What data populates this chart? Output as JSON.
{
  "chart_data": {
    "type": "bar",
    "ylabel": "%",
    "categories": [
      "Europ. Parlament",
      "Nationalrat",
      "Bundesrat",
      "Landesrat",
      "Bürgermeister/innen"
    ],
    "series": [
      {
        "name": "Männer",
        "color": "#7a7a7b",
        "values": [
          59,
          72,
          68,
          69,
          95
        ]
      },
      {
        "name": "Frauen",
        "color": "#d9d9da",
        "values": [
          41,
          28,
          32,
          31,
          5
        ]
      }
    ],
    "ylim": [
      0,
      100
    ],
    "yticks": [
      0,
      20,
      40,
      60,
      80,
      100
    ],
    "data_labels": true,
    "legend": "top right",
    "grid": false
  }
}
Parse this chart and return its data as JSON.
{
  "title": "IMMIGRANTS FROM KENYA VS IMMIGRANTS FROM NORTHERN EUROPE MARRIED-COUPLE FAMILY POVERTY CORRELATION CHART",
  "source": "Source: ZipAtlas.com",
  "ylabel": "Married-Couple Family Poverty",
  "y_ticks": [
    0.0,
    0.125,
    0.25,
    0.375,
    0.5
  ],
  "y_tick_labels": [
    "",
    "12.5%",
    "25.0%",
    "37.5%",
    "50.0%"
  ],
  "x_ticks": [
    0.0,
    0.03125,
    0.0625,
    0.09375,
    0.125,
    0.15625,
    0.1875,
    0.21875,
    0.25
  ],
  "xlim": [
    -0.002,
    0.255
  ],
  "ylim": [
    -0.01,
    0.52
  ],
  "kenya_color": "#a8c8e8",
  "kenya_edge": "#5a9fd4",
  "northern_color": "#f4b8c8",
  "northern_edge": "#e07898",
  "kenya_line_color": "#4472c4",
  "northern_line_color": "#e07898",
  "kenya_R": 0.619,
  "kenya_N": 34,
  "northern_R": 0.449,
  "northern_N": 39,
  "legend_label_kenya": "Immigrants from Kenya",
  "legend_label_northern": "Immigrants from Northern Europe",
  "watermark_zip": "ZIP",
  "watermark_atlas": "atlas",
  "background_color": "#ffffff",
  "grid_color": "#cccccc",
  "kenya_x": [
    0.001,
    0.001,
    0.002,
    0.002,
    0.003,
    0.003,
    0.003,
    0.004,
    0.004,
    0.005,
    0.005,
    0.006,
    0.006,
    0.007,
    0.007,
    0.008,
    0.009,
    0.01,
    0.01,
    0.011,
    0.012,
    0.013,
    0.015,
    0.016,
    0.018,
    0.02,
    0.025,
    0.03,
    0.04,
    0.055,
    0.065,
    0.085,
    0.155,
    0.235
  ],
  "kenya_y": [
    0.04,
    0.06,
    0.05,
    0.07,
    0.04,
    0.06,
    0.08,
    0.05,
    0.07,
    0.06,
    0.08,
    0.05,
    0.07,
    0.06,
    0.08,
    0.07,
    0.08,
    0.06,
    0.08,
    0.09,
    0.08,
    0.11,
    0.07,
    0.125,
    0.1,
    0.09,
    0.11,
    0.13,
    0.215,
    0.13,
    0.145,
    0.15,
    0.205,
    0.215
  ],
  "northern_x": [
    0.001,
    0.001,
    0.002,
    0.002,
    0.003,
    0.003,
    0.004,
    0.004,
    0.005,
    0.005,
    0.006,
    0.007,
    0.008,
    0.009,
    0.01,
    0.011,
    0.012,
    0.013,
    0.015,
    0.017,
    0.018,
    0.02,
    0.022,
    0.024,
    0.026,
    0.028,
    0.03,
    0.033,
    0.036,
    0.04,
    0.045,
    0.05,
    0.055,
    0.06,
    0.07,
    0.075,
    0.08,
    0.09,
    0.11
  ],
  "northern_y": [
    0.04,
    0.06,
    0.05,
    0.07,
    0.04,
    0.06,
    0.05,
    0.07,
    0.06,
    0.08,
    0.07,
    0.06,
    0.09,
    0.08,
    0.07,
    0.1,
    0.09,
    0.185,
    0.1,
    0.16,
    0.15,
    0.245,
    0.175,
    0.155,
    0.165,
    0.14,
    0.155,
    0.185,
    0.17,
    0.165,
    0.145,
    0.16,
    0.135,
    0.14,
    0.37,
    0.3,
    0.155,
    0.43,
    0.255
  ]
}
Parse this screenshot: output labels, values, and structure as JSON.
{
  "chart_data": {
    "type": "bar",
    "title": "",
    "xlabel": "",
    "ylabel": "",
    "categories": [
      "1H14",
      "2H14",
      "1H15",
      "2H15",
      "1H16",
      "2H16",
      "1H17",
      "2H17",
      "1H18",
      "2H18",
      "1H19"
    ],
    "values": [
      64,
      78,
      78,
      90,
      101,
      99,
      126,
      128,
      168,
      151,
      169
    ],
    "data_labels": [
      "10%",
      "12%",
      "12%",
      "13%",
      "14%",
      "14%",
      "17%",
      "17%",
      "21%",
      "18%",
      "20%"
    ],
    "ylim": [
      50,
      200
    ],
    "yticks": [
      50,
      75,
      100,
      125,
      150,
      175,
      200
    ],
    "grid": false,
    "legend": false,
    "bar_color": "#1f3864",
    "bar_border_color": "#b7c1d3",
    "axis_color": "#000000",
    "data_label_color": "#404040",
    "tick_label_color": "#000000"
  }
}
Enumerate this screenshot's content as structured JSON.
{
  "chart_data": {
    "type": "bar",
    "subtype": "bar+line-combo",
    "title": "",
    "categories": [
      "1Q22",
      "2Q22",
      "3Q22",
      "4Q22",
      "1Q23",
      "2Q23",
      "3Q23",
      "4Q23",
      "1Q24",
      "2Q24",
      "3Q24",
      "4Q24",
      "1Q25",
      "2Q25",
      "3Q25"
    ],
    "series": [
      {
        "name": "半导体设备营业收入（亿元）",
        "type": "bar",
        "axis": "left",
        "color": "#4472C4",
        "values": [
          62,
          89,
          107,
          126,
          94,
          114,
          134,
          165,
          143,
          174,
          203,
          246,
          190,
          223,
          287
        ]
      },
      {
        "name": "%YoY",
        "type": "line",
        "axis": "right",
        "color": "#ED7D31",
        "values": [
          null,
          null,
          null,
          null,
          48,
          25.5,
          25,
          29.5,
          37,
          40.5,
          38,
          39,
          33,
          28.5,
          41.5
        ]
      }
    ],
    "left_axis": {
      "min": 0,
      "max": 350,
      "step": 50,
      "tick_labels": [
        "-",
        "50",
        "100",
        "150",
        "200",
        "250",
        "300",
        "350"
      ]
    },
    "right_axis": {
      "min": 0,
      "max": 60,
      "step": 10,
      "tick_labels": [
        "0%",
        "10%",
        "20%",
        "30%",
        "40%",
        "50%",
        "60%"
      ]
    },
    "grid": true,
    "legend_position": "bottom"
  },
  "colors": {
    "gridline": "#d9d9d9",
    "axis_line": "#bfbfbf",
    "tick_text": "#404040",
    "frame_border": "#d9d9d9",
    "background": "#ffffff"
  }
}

PROBLEM DETAILS.
Repeat all of the entries exactly.

RIGHT ANSWER.
What data populates this chart? Output as JSON.
{
  "chart_data": {
    "type": "bar",
    "ylabel": "%",
    "categories": [
      "Europ. Parlament",
      "Nationalrat",
      "Bundesrat",
      "Landesrat",
      "Bürgermeister/innen"
    ],
    "series": [
      {
        "name": "Männer",
        "color": "#7a7a7b",
        "values": [
          59,
          72,
          68,
          69,
          95
        ]
      },
      {
        "name": "Frauen",
        "color": "#d9d9da",
        "values": [
          41,
          28,
          32,
          31,
          5
        ]
      }
    ],
    "ylim": [
      0,
      100
    ],
    "yticks": [
      0,
      20,
      40,
      60,
      80,
      100
    ],
    "data_labels": true,
    "legend": "top right",
    "grid": false
  }
}
Parse this chart and return its data as JSON.
{
  "title": "IMMIGRANTS FROM KENYA VS IMMIGRANTS FROM NORTHERN EUROPE MARRIED-COUPLE FAMILY POVERTY CORRELATION CHART",
  "source": "Source: ZipAtlas.com",
  "ylabel": "Married-Couple Family Poverty",
  "y_ticks": [
    0.0,
    0.125,
    0.25,
    0.375,
    0.5
  ],
  "y_tick_labels": [
    "",
    "12.5%",
    "25.0%",
    "37.5%",
    "50.0%"
  ],
  "x_ticks": [
    0.0,
    0.03125,
    0.0625,
    0.09375,
    0.125,
    0.15625,
    0.1875,
    0.21875,
    0.25
  ],
  "xlim": [
    -0.002,
    0.255
  ],
  "ylim": [
    -0.01,
    0.52
  ],
  "kenya_color": "#a8c8e8",
  "kenya_edge": "#5a9fd4",
  "northern_color": "#f4b8c8",
  "northern_edge": "#e07898",
  "kenya_line_color": "#4472c4",
  "northern_line_color": "#e07898",
  "kenya_R": 0.619,
  "kenya_N": 34,
  "northern_R": 0.449,
  "northern_N": 39,
  "legend_label_kenya": "Immigrants from Kenya",
  "legend_label_northern": "Immigrants from Northern Europe",
  "watermark_zip": "ZIP",
  "watermark_atlas": "atlas",
  "background_color": "#ffffff",
  "grid_color": "#cccccc",
  "kenya_x": [
    0.001,
    0.001,
    0.002,
    0.002,
    0.003,
    0.003,
    0.003,
    0.004,
    0.004,
    0.005,
    0.005,
    0.006,
    0.006,
    0.007,
    0.007,
    0.008,
    0.009,
    0.01,
    0.01,
    0.011,
    0.012,
    0.013,
    0.015,
    0.016,
    0.018,
    0.02,
    0.025,
    0.03,
    0.04,
    0.055,
    0.065,
    0.085,
    0.155,
    0.235
  ],
  "kenya_y": [
    0.04,
    0.06,
    0.05,
    0.07,
    0.04,
    0.06,
    0.08,
    0.05,
    0.07,
    0.06,
    0.08,
    0.05,
    0.07,
    0.06,
    0.08,
    0.07,
    0.08,
    0.06,
    0.08,
    0.09,
    0.08,
    0.11,
    0.07,
    0.125,
    0.1,
    0.09,
    0.11,
    0.13,
    0.215,
    0.13,
    0.145,
    0.15,
    0.205,
    0.215
  ],
  "northern_x": [
    0.001,
    0.001,
    0.002,
    0.002,
    0.003,
    0.003,
    0.004,
    0.004,
    0.005,
    0.005,
    0.006,
    0.007,
    0.008,
    0.009,
    0.01,
    0.011,
    0.012,
    0.013,
    0.015,
    0.017,
    0.018,
    0.02,
    0.022,
    0.024,
    0.026,
    0.028,
    0.03,
    0.033,
    0.036,
    0.04,
    0.045,
    0.05,
    0.055,
    0.06,
    0.07,
    0.075,
    0.08,
    0.09,
    0.11
  ],
  "northern_y": [
    0.04,
    0.06,
    0.05,
    0.07,
    0.04,
    0.06,
    0.05,
    0.07,
    0.06,
    0.08,
    0.07,
    0.06,
    0.09,
    0.08,
    0.07,
    0.1,
    0.09,
    0.185,
    0.1,
    0.16,
    0.15,
    0.245,
    0.175,
    0.155,
    0.165,
    0.14,
    0.155,
    0.185,
    0.17,
    0.165,
    0.145,
    0.16,
    0.135,
    0.14,
    0.37,
    0.3,
    0.155,
    0.43,
    0.255
  ]
}
Parse this screenshot: output labels, values, and structure as JSON.
{
  "chart_data": {
    "type": "bar",
    "title": "",
    "xlabel": "",
    "ylabel": "",
    "categories": [
      "1H14",
      "2H14",
      "1H15",
      "2H15",
      "1H16",
      "2H16",
      "1H17",
      "2H17",
      "1H18",
      "2H18",
      "1H19"
    ],
    "values": [
      64,
      78,
      78,
      90,
      101,
      99,
      126,
      128,
      168,
      151,
      169
    ],
    "data_labels": [
      "10%",
      "12%",
      "12%",
      "13%",
      "14%",
      "14%",
      "17%",
      "17%",
      "21%",
      "18%",
      "20%"
    ],
    "ylim": [
      50,
      200
    ],
    "yticks": [
      50,
      75,
      100,
      125,
      150,
      175,
      200
    ],
    "grid": false,
    "legend": false,
    "bar_color": "#1f3864",
    "bar_border_color": "#b7c1d3",
    "axis_color": "#000000",
    "data_label_color": "#404040",
    "tick_label_color": "#000000"
  }
}
Enumerate this screenshot's content as structured JSON.
{
  "chart_data": {
    "type": "bar",
    "subtype": "bar+line-combo",
    "title": "",
    "categories": [
      "1Q22",
      "2Q22",
      "3Q22",
      "4Q22",
      "1Q23",
      "2Q23",
      "3Q23",
      "4Q23",
      "1Q24",
      "2Q24",
      "3Q24",
      "4Q24",
      "1Q25",
      "2Q25",
      "3Q25"
    ],
    "series": [
      {
        "name": "半导体设备营业收入（亿元）",
        "type": "bar",
        "axis": "left",
        "color": "#4472C4",
        "values": [
          62,
          89,
          107,
          126,
          94,
          114,
          134,
          165,
          143,
          174,
          203,
          246,
          190,
          223,
          287
        ]
      },
      {
        "name": "%YoY",
        "type": "line",
        "axis": "right",
        "color": "#ED7D31",
        "values": [
          null,
          null,
          null,
          null,
          48,
          25.5,
          25,
          29.5,
          37,
          40.5,
          38,
          39,
          33,
          28.5,
          41.5
        ]
      }
    ],
    "left_axis": {
      "min": 0,
      "max": 350,
      "step": 50,
      "tick_labels": [
        "-",
        "50",
        "100",
        "150",
        "200",
        "250",
        "300",
        "350"
      ]
    },
    "right_axis": {
      "min": 0,
      "max": 60,
      "step": 10,
      "tick_labels": [
        "0%",
        "10%",
        "20%",
        "30%",
        "40%",
        "50%",
        "60%"
      ]
    },
    "grid": true,
    "legend_position": "bottom"
  },
  "colors": {
    "gridline": "#d9d9d9",
    "axis_line": "#bfbfbf",
    "tick_text": "#404040",
    "frame_border": "#d9d9d9",
    "background": "#ffffff"
  }
}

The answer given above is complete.